■ PROBLEM DESCRIPTION
Please rewrite the rows between the row holding "370, 771, 412]" and the row holding "625, 1332, 668]", inclusive, replacing "panel" with "pane" and leaving everything else unchanged. Give only those rows.

╭─ LISTED ENTRIES

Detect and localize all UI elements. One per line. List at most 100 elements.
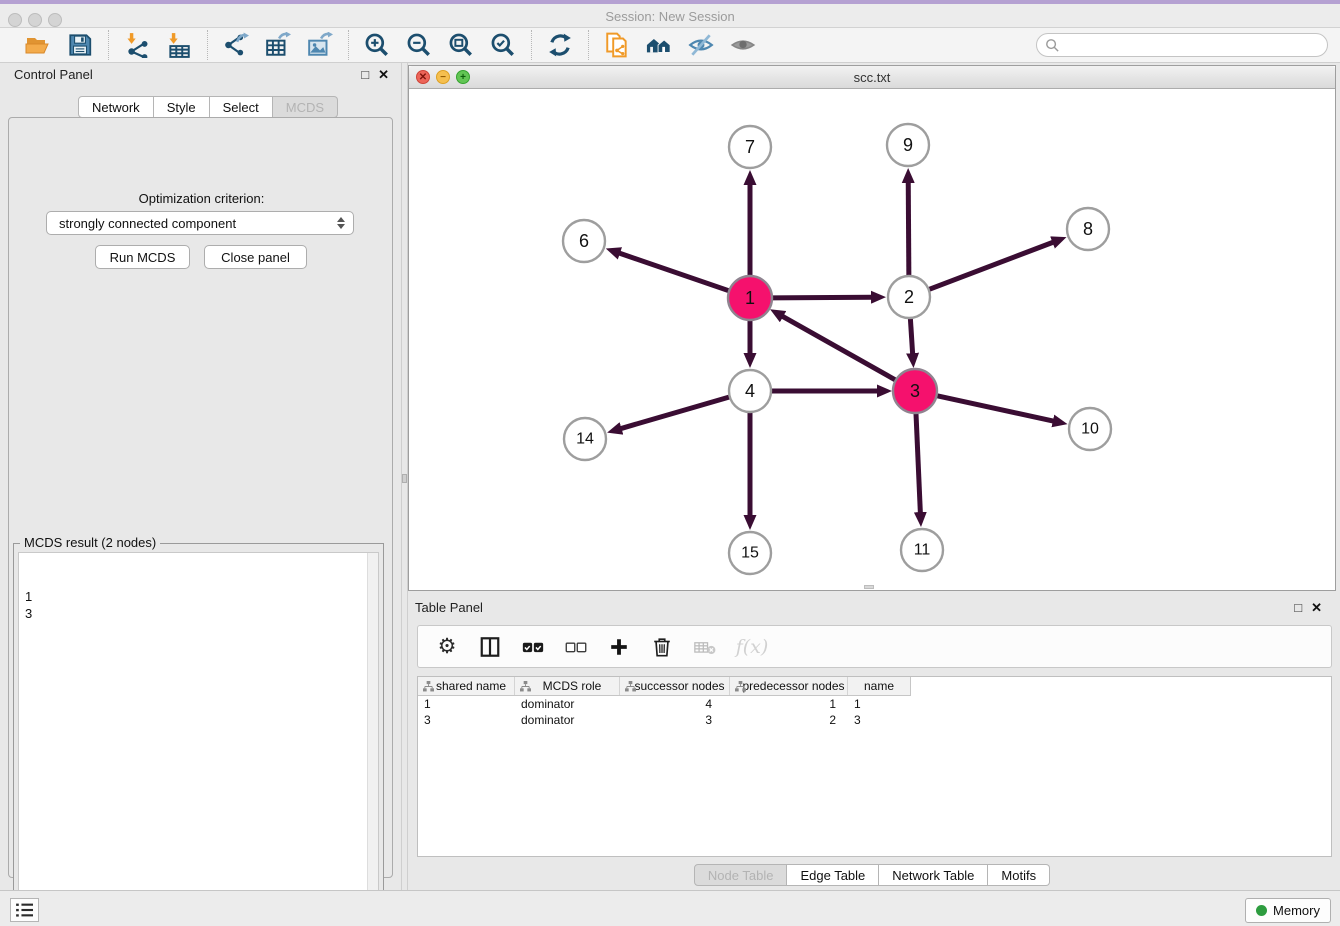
graph-node-4[interactable]: 4	[729, 370, 771, 412]
panel-splitter-handle[interactable]	[402, 474, 407, 483]
column-header-shared-name[interactable]: shared name	[418, 677, 515, 695]
table-panel-float-icon[interactable]: □	[1294, 600, 1302, 616]
control-panel-close-icon[interactable]: ✕	[378, 67, 389, 83]
svg-text:10: 10	[1081, 421, 1099, 438]
column-header-MCDS-role[interactable]: MCDS role	[515, 677, 620, 695]
tab-network[interactable]: Network	[78, 96, 154, 118]
graph-node-10[interactable]: 10	[1069, 408, 1111, 450]
cell-shared-name: 1	[418, 696, 515, 712]
tab-select[interactable]: Select	[210, 96, 273, 118]
table-toolbar: ⚙f(x)	[417, 625, 1332, 668]
graph-node-14[interactable]: 14	[564, 418, 606, 460]
tab-edge-table[interactable]: Edge Table	[787, 864, 879, 886]
edge-3-11[interactable]	[916, 412, 920, 513]
select-all-icon[interactable]	[520, 634, 546, 660]
edge-3-10[interactable]	[936, 395, 1054, 421]
zoom-in-icon[interactable]	[363, 31, 391, 59]
edge-3-1[interactable]	[782, 316, 896, 381]
export-network-icon[interactable]	[222, 31, 250, 59]
select-stepper-icon	[337, 217, 345, 229]
svg-text:14: 14	[576, 431, 594, 448]
duplicate-icon[interactable]	[603, 31, 631, 59]
zoom-selected-icon[interactable]	[489, 31, 517, 59]
columns-icon[interactable]	[477, 634, 503, 660]
export-table-icon[interactable]	[264, 31, 292, 59]
window-controls	[8, 13, 62, 27]
gear-icon[interactable]: ⚙	[434, 634, 460, 660]
tab-network-table[interactable]: Network Table	[879, 864, 988, 886]
tab-motifs[interactable]: Motifs	[988, 864, 1050, 886]
zoom-fit-icon[interactable]	[447, 31, 475, 59]
save-icon[interactable]	[66, 31, 94, 59]
delete-icon[interactable]	[649, 634, 675, 660]
show-visual-icon[interactable]	[729, 31, 757, 59]
network-graph-canvas[interactable]: 7 9 6 8 1 2 4 3 14 10 15 11	[409, 89, 1335, 587]
import-network-icon[interactable]	[123, 31, 151, 59]
graph-node-1[interactable]: 1	[728, 276, 772, 320]
svg-text:6: 6	[579, 231, 589, 251]
table-row[interactable]: 1dominator411	[418, 696, 1331, 712]
column-header-name[interactable]: name	[848, 677, 910, 695]
edge-1-6[interactable]	[619, 253, 730, 291]
column-header-predecessor-nodes[interactable]: predecessor nodes	[730, 677, 848, 695]
memory-button[interactable]: Memory	[1245, 898, 1331, 923]
graph-node-7[interactable]: 7	[729, 126, 771, 168]
tab-style[interactable]: Style	[154, 96, 210, 118]
refresh-icon[interactable]	[546, 31, 574, 59]
network-zoom-button[interactable]: +	[456, 70, 470, 84]
graph-node-3[interactable]: 3	[893, 369, 937, 413]
network-resize-handle[interactable]	[864, 585, 874, 589]
zoom-out-icon[interactable]	[405, 31, 433, 59]
control-panel-title: Control Panel	[14, 67, 93, 82]
edge-2-9[interactable]	[908, 182, 909, 276]
export-image-icon[interactable]	[306, 31, 334, 59]
table-row[interactable]: 3dominator323	[418, 712, 1331, 728]
memory-label: Memory	[1273, 903, 1320, 918]
minimize-window-button[interactable]	[28, 13, 42, 27]
hide-visual-icon[interactable]	[687, 31, 715, 59]
graph-node-9[interactable]: 9	[887, 124, 929, 166]
column-header-successor-nodes[interactable]: successor nodes	[620, 677, 730, 695]
home-icon[interactable]	[645, 31, 673, 59]
graph-node-2[interactable]: 2	[888, 276, 930, 318]
table-panel-close-icon[interactable]: ✕	[1311, 600, 1322, 616]
result-item[interactable]: 1	[25, 588, 378, 605]
cell-predecessor-nodes: 2	[730, 712, 848, 728]
deselect-all-icon[interactable]	[563, 634, 589, 660]
edge-1-2[interactable]	[771, 297, 872, 298]
tab-node-table[interactable]: Node Table	[694, 864, 788, 886]
graph-node-11[interactable]: 11	[901, 529, 943, 571]
search-box[interactable]	[1036, 33, 1328, 57]
control-panel: Control Panel □ ✕ NetworkStyleSelectMCDS…	[0, 63, 401, 890]
open-icon[interactable]	[24, 31, 52, 59]
run-mcds-button[interactable]: Run MCDS	[95, 245, 190, 269]
import-table-icon[interactable]	[165, 31, 193, 59]
graph-node-15[interactable]: 15	[729, 532, 771, 574]
mcds-result-list[interactable]: 13	[18, 552, 379, 918]
edge-2-3[interactable]	[910, 318, 912, 354]
network-minimize-button[interactable]: −	[436, 70, 450, 84]
graph-node-8[interactable]: 8	[1067, 208, 1109, 250]
close-panel-button[interactable]: Close panel	[204, 245, 307, 269]
optimization-criterion-select[interactable]: strongly connected component	[46, 211, 354, 235]
table-panel: Table Panel □ ✕ ⚙f(x) shared nameMCDS ro…	[408, 595, 1336, 890]
result-scrollbar[interactable]	[367, 553, 378, 917]
tab-mcds[interactable]: MCDS	[273, 96, 338, 118]
svg-text:9: 9	[903, 135, 913, 155]
graph-node-6[interactable]: 6	[563, 220, 605, 262]
close-window-button[interactable]	[8, 13, 22, 27]
result-item[interactable]: 3	[25, 605, 378, 622]
add-icon[interactable]	[606, 634, 632, 660]
zoom-window-button[interactable]	[48, 13, 62, 27]
cell-successor-nodes: 4	[620, 696, 730, 712]
control-panel-float-icon[interactable]: □	[361, 67, 369, 83]
memory-status-icon	[1256, 905, 1267, 916]
search-input[interactable]	[1065, 35, 1327, 55]
task-history-button[interactable]	[10, 898, 39, 922]
app-titlebar: Session: New Session	[0, 4, 1340, 28]
network-window-titlebar: scc.txt ✕ − +	[409, 66, 1335, 89]
cell-predecessor-nodes: 1	[730, 696, 848, 712]
edge-2-8[interactable]	[929, 242, 1054, 289]
network-close-button[interactable]: ✕	[416, 70, 430, 84]
edge-4-14[interactable]	[621, 397, 730, 429]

╰─

■ THE REPLY
graph-node-4[interactable]: 4	[729, 370, 771, 412]
pane-splitter-handle[interactable]	[402, 474, 407, 483]
column-header-shared-name[interactable]: shared name	[418, 677, 515, 695]
table-pane-float-icon[interactable]: □	[1294, 600, 1302, 616]
control-pane-close-icon[interactable]: ✕	[378, 67, 389, 83]
svg-text:10: 10	[1081, 421, 1099, 438]
column-header-MCDS-role[interactable]: MCDS role	[515, 677, 620, 695]
tab-network[interactable]: Network	[78, 96, 154, 118]
graph-node-10[interactable]: 10	[1069, 408, 1111, 450]
cell-shared-name: 1	[418, 696, 515, 712]
tab-select[interactable]: Select	[210, 96, 273, 118]
table-toolbar: ⚙f(x)	[417, 625, 1332, 668]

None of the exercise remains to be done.